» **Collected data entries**
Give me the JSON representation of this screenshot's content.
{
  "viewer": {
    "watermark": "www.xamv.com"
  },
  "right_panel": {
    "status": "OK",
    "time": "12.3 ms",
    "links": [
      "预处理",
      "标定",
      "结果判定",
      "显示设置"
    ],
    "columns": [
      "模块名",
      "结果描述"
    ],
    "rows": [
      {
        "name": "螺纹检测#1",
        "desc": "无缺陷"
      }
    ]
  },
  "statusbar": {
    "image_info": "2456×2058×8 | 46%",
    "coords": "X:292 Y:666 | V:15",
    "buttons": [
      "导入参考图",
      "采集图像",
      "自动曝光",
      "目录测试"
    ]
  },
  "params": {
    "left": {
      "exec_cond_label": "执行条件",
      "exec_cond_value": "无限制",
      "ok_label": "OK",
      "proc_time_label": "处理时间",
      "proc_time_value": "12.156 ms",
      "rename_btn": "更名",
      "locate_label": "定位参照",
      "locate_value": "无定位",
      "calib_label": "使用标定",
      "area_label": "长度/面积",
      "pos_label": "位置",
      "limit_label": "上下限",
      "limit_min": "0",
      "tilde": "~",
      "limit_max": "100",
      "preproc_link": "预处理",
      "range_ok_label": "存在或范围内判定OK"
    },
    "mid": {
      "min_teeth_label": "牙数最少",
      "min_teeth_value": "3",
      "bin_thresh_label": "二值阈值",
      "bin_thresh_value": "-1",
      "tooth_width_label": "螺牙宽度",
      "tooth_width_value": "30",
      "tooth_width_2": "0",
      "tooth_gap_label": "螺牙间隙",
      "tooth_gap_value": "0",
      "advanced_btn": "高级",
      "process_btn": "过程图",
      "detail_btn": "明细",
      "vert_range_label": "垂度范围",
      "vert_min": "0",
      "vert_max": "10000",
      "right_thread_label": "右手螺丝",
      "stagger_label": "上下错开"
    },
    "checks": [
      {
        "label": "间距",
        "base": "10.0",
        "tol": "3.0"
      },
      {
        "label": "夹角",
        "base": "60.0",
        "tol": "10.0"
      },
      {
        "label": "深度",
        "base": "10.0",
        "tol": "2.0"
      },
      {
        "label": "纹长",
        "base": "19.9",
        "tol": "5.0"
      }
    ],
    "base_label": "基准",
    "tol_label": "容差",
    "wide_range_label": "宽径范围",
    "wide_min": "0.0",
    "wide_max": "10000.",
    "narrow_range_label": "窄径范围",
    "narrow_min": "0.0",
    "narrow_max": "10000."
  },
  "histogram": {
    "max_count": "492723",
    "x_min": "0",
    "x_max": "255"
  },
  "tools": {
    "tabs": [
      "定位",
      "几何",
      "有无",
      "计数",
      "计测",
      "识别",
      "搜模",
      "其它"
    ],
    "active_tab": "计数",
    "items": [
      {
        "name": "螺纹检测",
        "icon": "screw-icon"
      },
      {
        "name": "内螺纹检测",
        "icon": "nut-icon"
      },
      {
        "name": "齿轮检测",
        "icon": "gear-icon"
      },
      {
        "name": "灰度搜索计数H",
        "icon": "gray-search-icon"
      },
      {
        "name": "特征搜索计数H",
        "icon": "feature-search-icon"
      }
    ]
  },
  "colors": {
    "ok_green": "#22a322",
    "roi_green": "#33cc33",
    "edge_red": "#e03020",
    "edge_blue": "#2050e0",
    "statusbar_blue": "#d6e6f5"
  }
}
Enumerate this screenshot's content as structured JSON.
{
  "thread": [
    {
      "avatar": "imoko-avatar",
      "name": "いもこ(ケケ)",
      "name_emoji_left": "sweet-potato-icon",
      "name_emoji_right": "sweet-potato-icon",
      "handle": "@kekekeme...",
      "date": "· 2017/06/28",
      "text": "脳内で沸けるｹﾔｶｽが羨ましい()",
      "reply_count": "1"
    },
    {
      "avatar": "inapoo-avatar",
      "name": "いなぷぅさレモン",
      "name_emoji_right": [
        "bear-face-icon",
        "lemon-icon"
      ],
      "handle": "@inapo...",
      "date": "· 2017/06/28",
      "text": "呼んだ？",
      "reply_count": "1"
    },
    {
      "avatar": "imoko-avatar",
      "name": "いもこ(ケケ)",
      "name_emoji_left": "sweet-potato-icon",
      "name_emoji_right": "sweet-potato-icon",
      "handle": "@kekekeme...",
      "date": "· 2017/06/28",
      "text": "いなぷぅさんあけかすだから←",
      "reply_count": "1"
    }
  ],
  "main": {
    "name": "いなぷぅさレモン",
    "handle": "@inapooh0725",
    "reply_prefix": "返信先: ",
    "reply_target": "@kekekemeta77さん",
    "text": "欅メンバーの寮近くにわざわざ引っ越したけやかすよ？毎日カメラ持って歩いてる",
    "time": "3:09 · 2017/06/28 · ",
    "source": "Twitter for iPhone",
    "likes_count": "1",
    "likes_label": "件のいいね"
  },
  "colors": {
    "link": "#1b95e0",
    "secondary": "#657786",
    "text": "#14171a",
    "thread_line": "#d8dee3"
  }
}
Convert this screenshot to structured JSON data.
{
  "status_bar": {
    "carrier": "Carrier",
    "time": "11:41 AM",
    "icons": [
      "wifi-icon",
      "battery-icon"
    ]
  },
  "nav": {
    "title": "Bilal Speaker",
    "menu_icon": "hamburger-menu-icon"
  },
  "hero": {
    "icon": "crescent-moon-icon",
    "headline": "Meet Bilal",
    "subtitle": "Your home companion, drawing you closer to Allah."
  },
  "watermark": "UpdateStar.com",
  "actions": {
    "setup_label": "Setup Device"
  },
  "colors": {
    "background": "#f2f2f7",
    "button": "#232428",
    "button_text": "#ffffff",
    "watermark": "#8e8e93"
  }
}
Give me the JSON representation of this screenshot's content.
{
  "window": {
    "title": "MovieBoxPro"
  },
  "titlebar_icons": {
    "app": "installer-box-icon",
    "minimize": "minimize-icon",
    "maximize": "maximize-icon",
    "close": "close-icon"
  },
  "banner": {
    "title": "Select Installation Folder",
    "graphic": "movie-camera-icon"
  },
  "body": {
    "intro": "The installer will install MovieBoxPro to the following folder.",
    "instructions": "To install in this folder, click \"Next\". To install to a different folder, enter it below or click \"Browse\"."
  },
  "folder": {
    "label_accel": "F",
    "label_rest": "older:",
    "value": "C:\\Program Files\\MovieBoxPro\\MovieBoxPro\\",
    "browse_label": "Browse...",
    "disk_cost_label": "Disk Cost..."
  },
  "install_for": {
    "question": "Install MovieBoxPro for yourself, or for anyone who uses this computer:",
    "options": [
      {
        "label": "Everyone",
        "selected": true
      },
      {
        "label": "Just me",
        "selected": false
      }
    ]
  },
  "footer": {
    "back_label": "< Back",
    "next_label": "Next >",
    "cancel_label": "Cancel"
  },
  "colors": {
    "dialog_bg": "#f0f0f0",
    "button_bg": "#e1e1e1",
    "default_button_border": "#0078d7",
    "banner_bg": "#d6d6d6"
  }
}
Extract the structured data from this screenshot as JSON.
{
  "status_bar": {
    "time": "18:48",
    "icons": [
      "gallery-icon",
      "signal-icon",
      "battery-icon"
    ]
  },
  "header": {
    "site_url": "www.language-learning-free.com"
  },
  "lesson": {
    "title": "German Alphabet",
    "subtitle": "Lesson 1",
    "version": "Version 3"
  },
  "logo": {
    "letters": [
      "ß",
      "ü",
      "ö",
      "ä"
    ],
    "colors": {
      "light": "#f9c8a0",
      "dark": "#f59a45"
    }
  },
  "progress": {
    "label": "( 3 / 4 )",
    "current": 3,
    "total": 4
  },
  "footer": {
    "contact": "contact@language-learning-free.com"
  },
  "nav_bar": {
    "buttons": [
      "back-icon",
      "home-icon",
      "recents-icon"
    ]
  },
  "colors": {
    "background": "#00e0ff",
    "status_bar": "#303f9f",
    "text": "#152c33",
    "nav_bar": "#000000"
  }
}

» **TASK REQUIREMENTS**
Pull out every line of the entries that includes the word "search".

» **THE ANSWER**
        "icon": "gray-search-icon"
        "icon": "feature-search-icon"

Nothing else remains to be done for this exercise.